What to produce:
Determine the number of lines where "கணவர" occurs and reply with that number by itself.

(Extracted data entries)
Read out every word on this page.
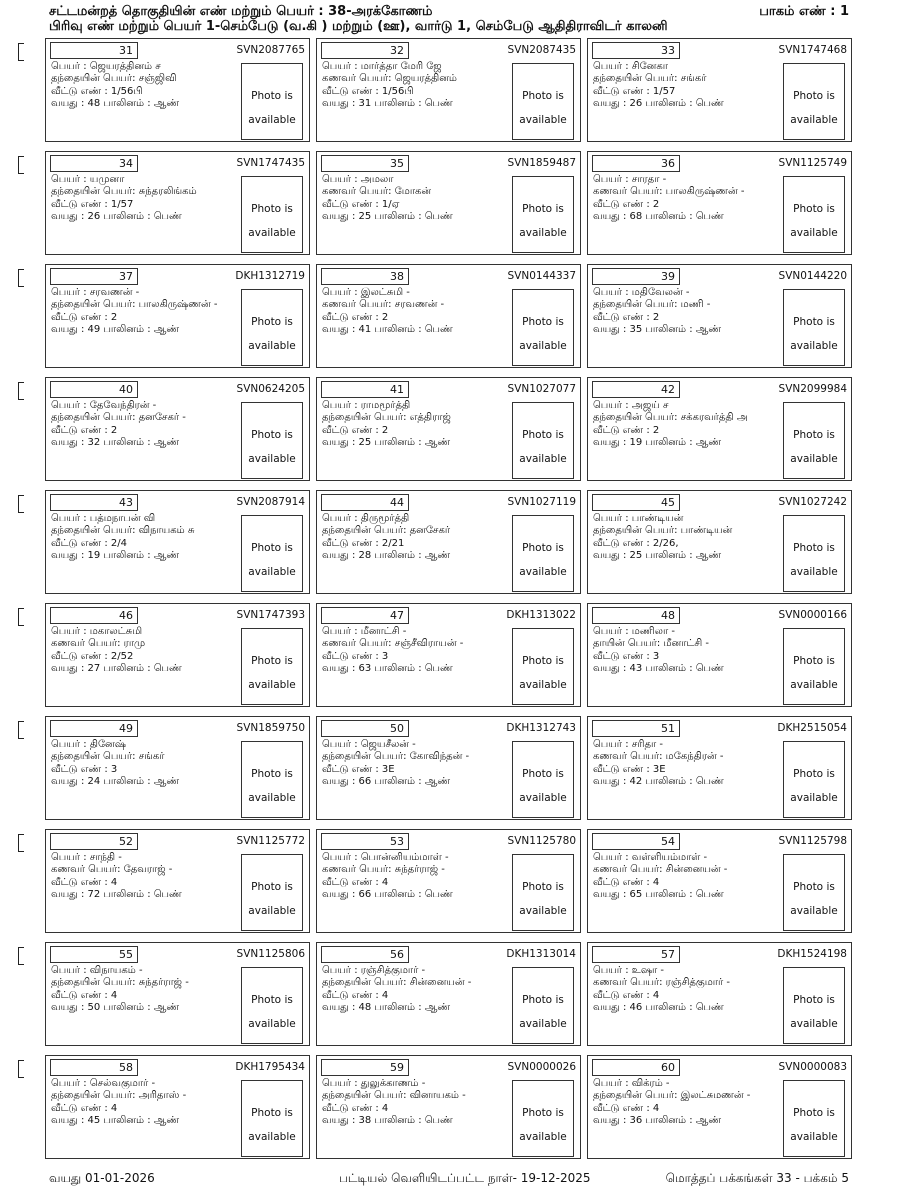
சட்டமன்றத் தொகுதியின் எண் மற்றும் பெயர் : 38-அரக்கோணம்
பிரிவு எண் மற்றும் பெயர் 1-செம்பேடு (வ.கி ) மற்றும் (ஊ), வார்டு 1, செம்பேடு ஆதிதிராவிடர் காலனி
பாகம் எண் : 1
31	SVN2087765
பெயர் : ஜெயரத்தினம் ச
தந்தையின் பெயர்: சஞ்ஜிவி
வீட்டு எண் : 1/56பி
வயது : 48 பாலினம் : ஆண்
Photo is
available
32	SVN2087435
பெயர் : மார்த்தா மேரி ஜே
கணவர் பெயர்: ஜெயரத்தினம்
வீட்டு எண் : 1/56பி
வயது : 31 பாலினம் : பெண்
Photo is
available
33	SVN1747468
பெயர் : சினேகா
தந்தையின் பெயர்: சங்கர்
வீட்டு எண் : 1/57
வயது : 26 பாலினம் : பெண்
Photo is
available
34	SVN1747435
பெயர் : யமுனா
தந்தையின் பெயர்: சுந்தரலிங்கம்
வீட்டு எண் : 1/57
வயது : 26 பாலினம் : பெண்
Photo is
available
35	SVN1859487
பெயர் : அமலா
கணவர் பெயர்: மோகன்
வீட்டு எண் : 1/ஏ
வயது : 25 பாலினம் : பெண்
Photo is
available
36	SVN1125749
பெயர் : சாரதா -
கணவர் பெயர்: பாலகிருஷ்ணன் -
வீட்டு எண் : 2
வயது : 68 பாலினம் : பெண்
Photo is
available
37	DKH1312719
பெயர் : சரவணன் -
தந்தையின் பெயர்: பாலகிருஷ்ணன் -
வீட்டு எண் : 2
வயது : 49 பாலினம் : ஆண்
Photo is
available
38	SVN0144337
பெயர் : இலட்சுமி -
கணவர் பெயர்: சரவணன் -
வீட்டு எண் : 2
வயது : 41 பாலினம் : பெண்
Photo is
available
39	SVN0144220
பெயர் : மதிவேலன் -
தந்தையின் பெயர்: மணி -
வீட்டு எண் : 2
வயது : 35 பாலினம் : ஆண்
Photo is
available
40	SVN0624205
பெயர் : தேவேந்திரன் -
தந்தையின் பெயர்: தனசேகர் -
வீட்டு எண் : 2
வயது : 32 பாலினம் : ஆண்
Photo is
available
41	SVN1027077
பெயர் : ராமமூர்த்தி
தந்தையின் பெயர்: எத்திராஜ்
வீட்டு எண் : 2
வயது : 25 பாலினம் : ஆண்
Photo is
available
42	SVN2099984
பெயர் : அஜய் ச
தந்தையின் பெயர்: சக்கரவர்த்தி அ
வீட்டு எண் : 2
வயது : 19 பாலினம் : ஆண்
Photo is
available
43	SVN2087914
பெயர் : பத்மநாபன் வி
தந்தையின் பெயர்: விநாயகம் சு
வீட்டு எண் : 2/4
வயது : 19 பாலினம் : ஆண்
Photo is
available
44	SVN1027119
பெயர் : திருமூர்த்தி
தந்தையின் பெயர்: தனசேகர்
வீட்டு எண் : 2/21
வயது : 28 பாலினம் : ஆண்
Photo is
available
45	SVN1027242
பெயர் : பாண்டியன்
தந்தையின் பெயர்: பாண்டியன்
வீட்டு எண் : 2/26,
வயது : 25 பாலினம் : ஆண்
Photo is
available
46	SVN1747393
பெயர் : மகாலட்சுமி
கணவர் பெயர்: ராமு
வீட்டு எண் : 2/52
வயது : 27 பாலினம் : பெண்
Photo is
available
47	DKH1313022
பெயர் : மீனாட்சி -
கணவர் பெயர்: சஞ்சீவிராயன் -
வீட்டு எண் : 3
வயது : 63 பாலினம் : பெண்
Photo is
available
48	SVN0000166
பெயர் : மணிலா -
தாயின் பெயர்: மீனாட்சி -
வீட்டு எண் : 3
வயது : 43 பாலினம் : பெண்
Photo is
available
49	SVN1859750
பெயர் : தினேஷ்
தந்தையின் பெயர்: சங்கர்
வீட்டு எண் : 3
வயது : 24 பாலினம் : ஆண்
Photo is
available
50	DKH1312743
பெயர் : ஜெயசீலன் -
தந்தையின் பெயர்: கோவிந்தன் -
வீட்டு எண் : 3E
வயது : 66 பாலினம் : ஆண்
Photo is
available
51	DKH2515054
பெயர் : சரிதா -
கணவர் பெயர்: மகேந்திரன் -
வீட்டு எண் : 3E
வயது : 42 பாலினம் : பெண்
Photo is
available
52	SVN1125772
பெயர் : சாந்தி -
கணவர் பெயர்: தேவராஜ் -
வீட்டு எண் : 4
வயது : 72 பாலினம் : பெண்
Photo is
available
53	SVN1125780
பெயர் : பொன்னியம்மாள் -
கணவர் பெயர்: சுந்தர்ராஜ் -
வீட்டு எண் : 4
வயது : 66 பாலினம் : பெண்
Photo is
available
54	SVN1125798
பெயர் : வள்ளியம்மாள் -
கணவர் பெயர்: சின்னையன் -
வீட்டு எண் : 4
வயது : 65 பாலினம் : பெண்
Photo is
available
55	SVN1125806
பெயர் : விநாயகம் -
தந்தையின் பெயர்: சுந்தர்ராஜ் -
வீட்டு எண் : 4
வயது : 50 பாலினம் : ஆண்
Photo is
available
56	DKH1313014
பெயர் : ரஞ்சித்குமார் -
தந்தையின் பெயர்: சின்னையன் -
வீட்டு எண் : 4
வயது : 48 பாலினம் : ஆண்
Photo is
available
57	DKH1524198
பெயர் : உஷா -
கணவர் பெயர்: ரஞ்சித்குமார் -
வீட்டு எண் : 4
வயது : 46 பாலினம் : பெண்
Photo is
available
58	DKH1795434
பெயர் : செல்வகுமார் -
தந்தையின் பெயர்: அரிதாஸ் -
வீட்டு எண் : 4
வயது : 45 பாலினம் : ஆண்
Photo is
available
59	SVN0000026
பெயர் : துலுக்காணம் -
தந்தையின் பெயர்: வினாயகம் -
வீட்டு எண் : 4
வயது : 38 பாலினம் : பெண்
Photo is
available
60	SVN0000083
பெயர் : விக்ரம் -
தந்தையின் பெயர்: இலட்சுமணன் -
வீட்டு எண் : 4
வயது : 36 பாலினம் : ஆண்
Photo is
available
வயது 01-01-2026	பட்டியல் வெளியிடப்பட்ட நாள்- 19-12-2025	மொத்தப் பக்கங்கள் 33 - பக்கம் 5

Response below:
11